▶ [SET TASK]:
Transcribe every line exactly and omit anything that is a picture.

▶ [MATERIAL FOR THE TASK]:
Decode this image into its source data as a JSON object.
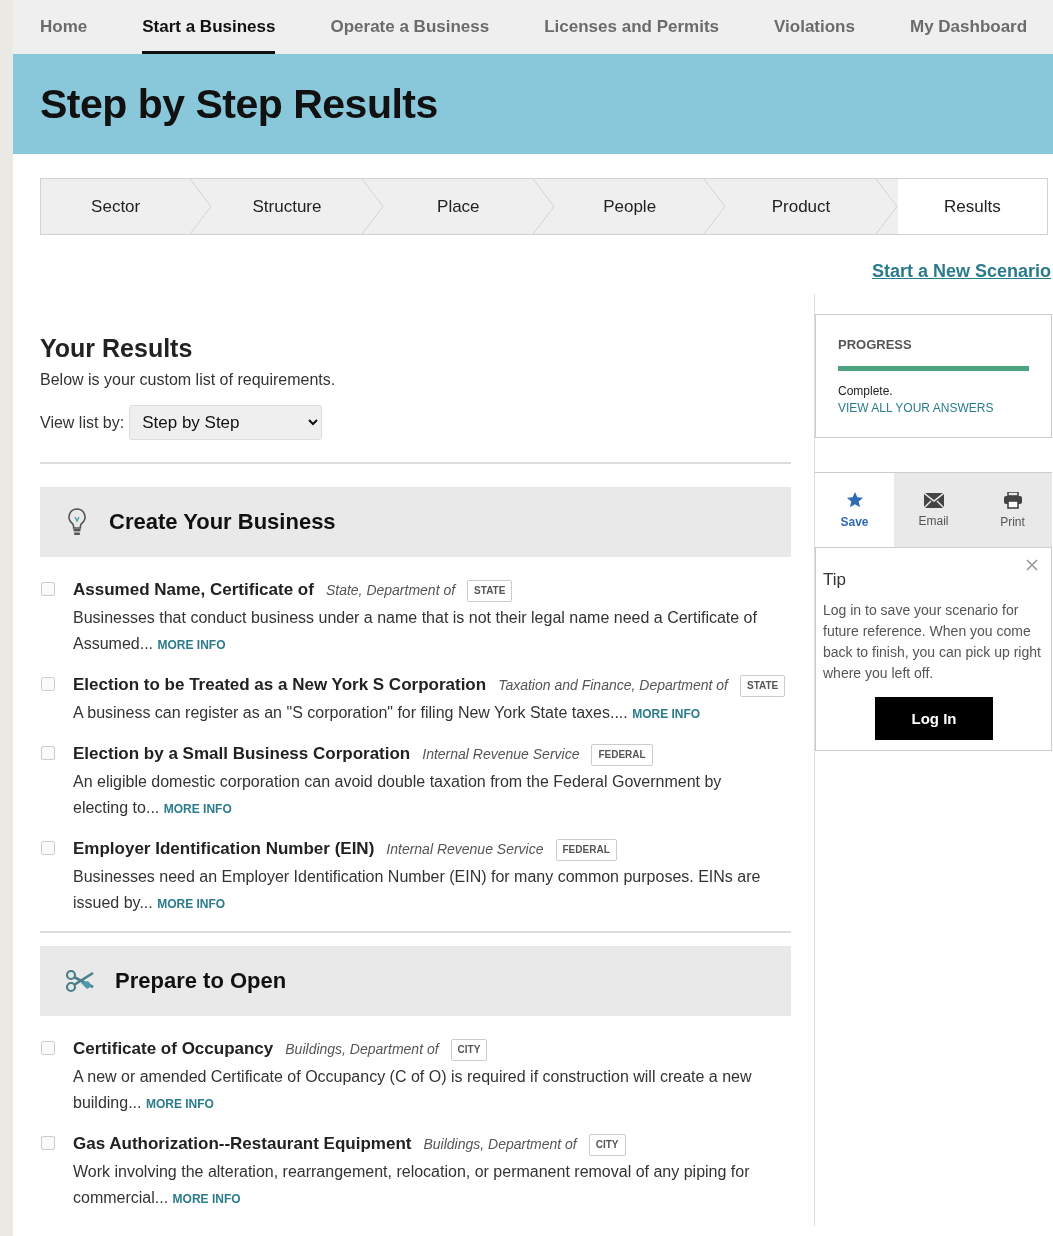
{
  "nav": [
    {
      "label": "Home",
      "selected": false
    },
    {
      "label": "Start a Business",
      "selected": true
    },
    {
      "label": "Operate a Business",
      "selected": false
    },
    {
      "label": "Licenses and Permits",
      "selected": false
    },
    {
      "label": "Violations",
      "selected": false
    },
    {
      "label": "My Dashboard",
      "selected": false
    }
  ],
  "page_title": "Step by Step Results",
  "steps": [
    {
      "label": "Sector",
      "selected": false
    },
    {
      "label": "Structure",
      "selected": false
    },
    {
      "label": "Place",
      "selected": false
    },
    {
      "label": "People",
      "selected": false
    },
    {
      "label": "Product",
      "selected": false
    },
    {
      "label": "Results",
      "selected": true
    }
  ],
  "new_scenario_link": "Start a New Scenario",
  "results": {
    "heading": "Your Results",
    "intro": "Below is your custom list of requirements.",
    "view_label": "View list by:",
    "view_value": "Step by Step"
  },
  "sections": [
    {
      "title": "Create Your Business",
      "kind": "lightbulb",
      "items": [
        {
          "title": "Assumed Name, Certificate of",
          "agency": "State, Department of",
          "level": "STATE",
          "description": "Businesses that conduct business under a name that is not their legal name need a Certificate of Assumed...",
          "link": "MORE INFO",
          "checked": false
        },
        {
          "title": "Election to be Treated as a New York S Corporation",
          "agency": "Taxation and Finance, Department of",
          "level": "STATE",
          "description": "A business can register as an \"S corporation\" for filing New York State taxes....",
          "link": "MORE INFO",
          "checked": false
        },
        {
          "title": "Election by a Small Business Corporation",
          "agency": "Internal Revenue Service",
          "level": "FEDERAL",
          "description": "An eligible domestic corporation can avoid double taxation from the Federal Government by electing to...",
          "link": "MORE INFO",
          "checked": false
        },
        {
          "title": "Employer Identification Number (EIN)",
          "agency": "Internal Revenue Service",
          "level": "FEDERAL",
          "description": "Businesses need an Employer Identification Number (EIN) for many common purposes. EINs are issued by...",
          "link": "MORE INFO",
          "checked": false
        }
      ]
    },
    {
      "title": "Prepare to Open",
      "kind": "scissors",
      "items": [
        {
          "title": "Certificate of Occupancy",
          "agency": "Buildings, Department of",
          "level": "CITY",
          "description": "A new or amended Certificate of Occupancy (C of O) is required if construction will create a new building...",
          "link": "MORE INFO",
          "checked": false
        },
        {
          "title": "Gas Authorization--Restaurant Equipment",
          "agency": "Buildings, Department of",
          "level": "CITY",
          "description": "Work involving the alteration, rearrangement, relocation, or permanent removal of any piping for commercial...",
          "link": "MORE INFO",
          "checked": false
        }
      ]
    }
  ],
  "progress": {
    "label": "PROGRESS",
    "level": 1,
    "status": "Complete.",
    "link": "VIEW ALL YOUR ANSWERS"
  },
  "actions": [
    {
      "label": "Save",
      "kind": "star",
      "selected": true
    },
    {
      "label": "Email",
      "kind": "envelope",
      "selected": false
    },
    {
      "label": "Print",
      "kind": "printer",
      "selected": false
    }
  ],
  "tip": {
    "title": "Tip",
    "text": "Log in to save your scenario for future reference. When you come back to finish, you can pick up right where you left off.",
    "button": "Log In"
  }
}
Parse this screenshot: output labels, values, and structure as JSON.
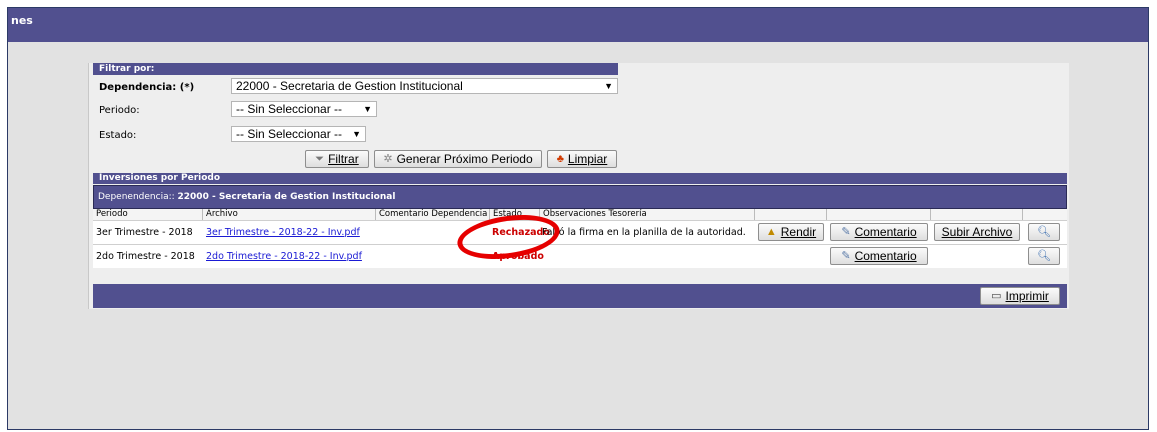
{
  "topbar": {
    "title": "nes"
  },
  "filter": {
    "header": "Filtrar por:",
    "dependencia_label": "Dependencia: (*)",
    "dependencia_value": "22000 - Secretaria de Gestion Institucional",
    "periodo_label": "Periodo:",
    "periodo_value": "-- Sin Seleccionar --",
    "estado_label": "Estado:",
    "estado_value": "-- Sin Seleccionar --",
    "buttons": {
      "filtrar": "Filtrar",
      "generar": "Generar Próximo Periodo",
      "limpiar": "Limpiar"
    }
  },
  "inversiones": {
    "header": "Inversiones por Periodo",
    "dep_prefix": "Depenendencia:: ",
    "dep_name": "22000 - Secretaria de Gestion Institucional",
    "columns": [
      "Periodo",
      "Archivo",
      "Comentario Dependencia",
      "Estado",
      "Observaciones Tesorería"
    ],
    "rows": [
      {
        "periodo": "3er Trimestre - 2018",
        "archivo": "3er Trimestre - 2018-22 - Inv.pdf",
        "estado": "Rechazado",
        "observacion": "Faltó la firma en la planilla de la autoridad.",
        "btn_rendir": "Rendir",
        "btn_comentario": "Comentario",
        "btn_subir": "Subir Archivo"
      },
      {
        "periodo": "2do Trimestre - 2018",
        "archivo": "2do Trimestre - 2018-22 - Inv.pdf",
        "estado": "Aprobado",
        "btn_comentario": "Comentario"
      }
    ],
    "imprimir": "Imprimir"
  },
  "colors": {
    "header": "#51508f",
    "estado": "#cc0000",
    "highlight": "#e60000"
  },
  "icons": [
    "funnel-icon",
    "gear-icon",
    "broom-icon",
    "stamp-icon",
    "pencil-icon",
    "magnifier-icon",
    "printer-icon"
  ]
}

▶ [EXERCISE ANSWER]:
Decode this image into its source data as a JSON object.
{
  "nav": [
    {
      "label": "Home",
      "selected": false
    },
    {
      "label": "Start a Business",
      "selected": true
    },
    {
      "label": "Operate a Business",
      "selected": false
    },
    {
      "label": "Licenses and Permits",
      "selected": false
    },
    {
      "label": "Violations",
      "selected": false
    },
    {
      "label": "My Dashboard",
      "selected": false
    }
  ],
  "page_title": "Step by Step Results",
  "steps": [
    {
      "label": "Sector",
      "selected": false
    },
    {
      "label": "Structure",
      "selected": false
    },
    {
      "label": "Place",
      "selected": false
    },
    {
      "label": "People",
      "selected": false
    },
    {
      "label": "Product",
      "selected": false
    },
    {
      "label": "Results",
      "selected": true
    }
  ],
  "new_scenario_link": "Start a New Scenario",
  "results": {
    "heading": "Your Results",
    "intro": "Below is your custom list of requirements.",
    "view_label": "View list by:",
    "view_value": "Step by Step"
  },
  "sections": [
    {
      "title": "Create Your Business",
      "kind": "lightbulb",
      "items": [
        {
          "title": "Assumed Name, Certificate of",
          "agency": "State, Department of",
          "level": "STATE",
          "description": "Businesses that conduct business under a name that is not their legal name need a Certificate of Assumed...",
          "link": "MORE INFO",
          "checked": false
        },
        {
          "title": "Election to be Treated as a New York S Corporation",
          "agency": "Taxation and Finance, Department of",
          "level": "STATE",
          "description": "A business can register as an \"S corporation\" for filing New York State taxes....",
          "link": "MORE INFO",
          "checked": false
        },
        {
          "title": "Election by a Small Business Corporation",
          "agency": "Internal Revenue Service",
          "level": "FEDERAL",
          "description": "An eligible domestic corporation can avoid double taxation from the Federal Government by electing to...",
          "link": "MORE INFO",
          "checked": false
        },
        {
          "title": "Employer Identification Number (EIN)",
          "agency": "Internal Revenue Service",
          "level": "FEDERAL",
          "description": "Businesses need an Employer Identification Number (EIN) for many common purposes. EINs are issued by...",
          "link": "MORE INFO",
          "checked": false
        }
      ]
    },
    {
      "title": "Prepare to Open",
      "kind": "scissors",
      "items": [
        {
          "title": "Certificate of Occupancy",
          "agency": "Buildings, Department of",
          "level": "CITY",
          "description": "A new or amended Certificate of Occupancy (C of O) is required if construction will create a new building...",
          "link": "MORE INFO",
          "checked": false
        },
        {
          "title": "Gas Authorization--Restaurant Equipment",
          "agency": "Buildings, Department of",
          "level": "CITY",
          "description": "Work involving the alteration, rearrangement, relocation, or permanent removal of any piping for commercial...",
          "link": "MORE INFO",
          "checked": false
        }
      ]
    }
  ],
  "progress": {
    "label": "PROGRESS",
    "level": 1,
    "status": "Complete.",
    "link": "VIEW ALL YOUR ANSWERS"
  },
  "actions": [
    {
      "label": "Save",
      "kind": "star",
      "selected": true
    },
    {
      "label": "Email",
      "kind": "envelope",
      "selected": false
    },
    {
      "label": "Print",
      "kind": "printer",
      "selected": false
    }
  ],
  "tip": {
    "title": "Tip",
    "text": "Log in to save your scenario for future reference. When you come back to finish, you can pick up right where you left off.",
    "button": "Log In"
  }
}
Parse this screenshot: output labels, values, and structure as JSON.
{
  "topbar": {
    "title": "nes"
  },
  "filter": {
    "header": "Filtrar por:",
    "dependencia_label": "Dependencia: (*)",
    "dependencia_value": "22000 - Secretaria de Gestion Institucional",
    "periodo_label": "Periodo:",
    "periodo_value": "-- Sin Seleccionar --",
    "estado_label": "Estado:",
    "estado_value": "-- Sin Seleccionar --",
    "buttons": {
      "filtrar": "Filtrar",
      "generar": "Generar Próximo Periodo",
      "limpiar": "Limpiar"
    }
  },
  "inversiones": {
    "header": "Inversiones por Periodo",
    "dep_prefix": "Depenendencia:: ",
    "dep_name": "22000 - Secretaria de Gestion Institucional",
    "columns": [
      "Periodo",
      "Archivo",
      "Comentario Dependencia",
      "Estado",
      "Observaciones Tesorería"
    ],
    "rows": [
      {
        "periodo": "3er Trimestre - 2018",
        "archivo": "3er Trimestre - 2018-22 - Inv.pdf",
        "estado": "Rechazado",
        "observacion": "Faltó la firma en la planilla de la autoridad.",
        "btn_rendir": "Rendir",
        "btn_comentario": "Comentario",
        "btn_subir": "Subir Archivo"
      },
      {
        "periodo": "2do Trimestre - 2018",
        "archivo": "2do Trimestre - 2018-22 - Inv.pdf",
        "estado": "Aprobado",
        "btn_comentario": "Comentario"
      }
    ],
    "imprimir": "Imprimir"
  },
  "colors": {
    "header": "#51508f",
    "estado": "#cc0000",
    "highlight": "#e60000"
  },
  "icons": [
    "funnel-icon",
    "gear-icon",
    "broom-icon",
    "stamp-icon",
    "pencil-icon",
    "magnifier-icon",
    "printer-icon"
  ]
}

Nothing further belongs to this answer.